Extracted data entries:

--- start ---

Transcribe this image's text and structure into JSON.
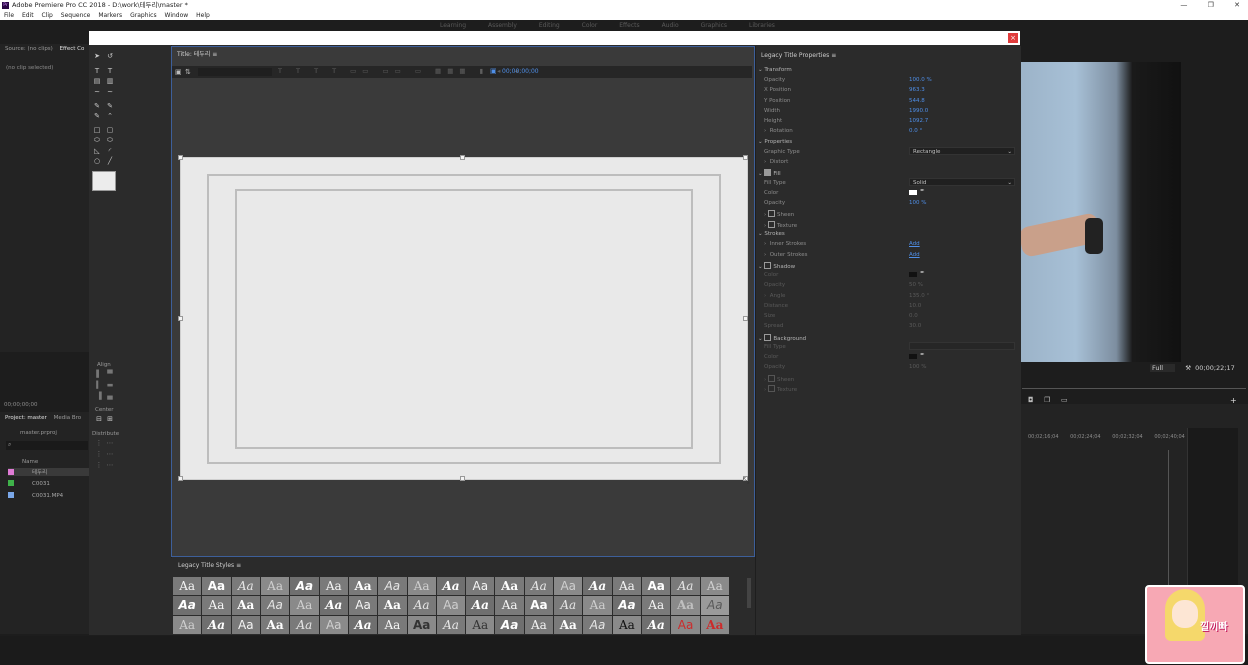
{
  "app": {
    "title": "Adobe Premiere Pro CC 2018 - D:\\work\\테두리\\master *",
    "logo": "Pr",
    "window_controls": [
      "—",
      "❐",
      "✕"
    ]
  },
  "menu": [
    "File",
    "Edit",
    "Clip",
    "Sequence",
    "Markers",
    "Graphics",
    "Window",
    "Help"
  ],
  "workspaces": [
    "Learning",
    "Assembly",
    "Editing",
    "Color",
    "Effects",
    "Audio",
    "Graphics",
    "Libraries"
  ],
  "source_panel": {
    "tabs": [
      "Source: (no clips)",
      "Effect Co"
    ],
    "empty": "(no clip selected)",
    "timecode": "00;00;00;00"
  },
  "project_panel": {
    "tabs": [
      "Project: master",
      "Media Bro"
    ],
    "file": "master.prproj",
    "name_header": "Name",
    "items": [
      {
        "label": "테두리",
        "color": "#e07bd6"
      },
      {
        "label": "C0031",
        "color": "#3fb24a"
      },
      {
        "label": "C0031.MP4",
        "color": "#7aa7e8"
      }
    ]
  },
  "title_dialog": {
    "close": "×",
    "title_tab": "Title: 테두리",
    "toolbar_timecode": "00;00;00;00",
    "labels": {
      "align": "Align",
      "center": "Center",
      "distribute": "Distribute"
    }
  },
  "properties": {
    "header": "Legacy Title Properties",
    "transform": "Transform",
    "opacity_label": "Opacity",
    "opacity_val": "100.0 %",
    "xpos_label": "X Position",
    "xpos_val": "963.3",
    "ypos_label": "Y Position",
    "ypos_val": "544.8",
    "width_label": "Width",
    "width_val": "1990.0",
    "height_label": "Height",
    "height_val": "1092.7",
    "rotation_label": "Rotation",
    "rotation_val": "0.0 °",
    "properties_h": "Properties",
    "graphic_type_label": "Graphic Type",
    "graphic_type_val": "Rectangle",
    "distort": "Distort",
    "fill": "Fill",
    "fill_type_label": "Fill Type",
    "fill_type_val": "Solid",
    "color_label": "Color",
    "fill_opacity_label": "Opacity",
    "fill_opacity_val": "100 %",
    "sheen": "Sheen",
    "texture": "Texture",
    "strokes": "Strokes",
    "inner_strokes": "Inner Strokes",
    "inner_add": "Add",
    "outer_strokes": "Outer Strokes",
    "outer_add": "Add",
    "shadow": "Shadow",
    "sh_color": "Color",
    "sh_opacity": "Opacity",
    "sh_opacity_val": "50 %",
    "sh_angle": "Angle",
    "sh_angle_val": "135.0 °",
    "sh_distance": "Distance",
    "sh_distance_val": "10.0",
    "sh_size": "Size",
    "sh_size_val": "0.0",
    "sh_spread": "Spread",
    "sh_spread_val": "30.0",
    "background": "Background",
    "bg_fill_type": "Fill Type",
    "bg_color": "Color",
    "bg_opacity": "Opacity",
    "bg_opacity_val": "100 %",
    "bg_sheen": "Sheen",
    "bg_texture": "Texture"
  },
  "styles_panel": {
    "header": "Legacy Title Styles",
    "sample": "Aa"
  },
  "program_monitor": {
    "zoom": "Full",
    "timecode": "00;00;22;17"
  },
  "timeline": {
    "times": [
      "00;02;16;04",
      "00;02;24;04",
      "00;02;32;04",
      "00;02;40;04"
    ]
  },
  "avatar": {
    "text": "낄끼빠"
  }
}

--- end ---

What to do: Reply with nothing but a number: how many lines of the entries above contain the string "Texture"?

The output: 2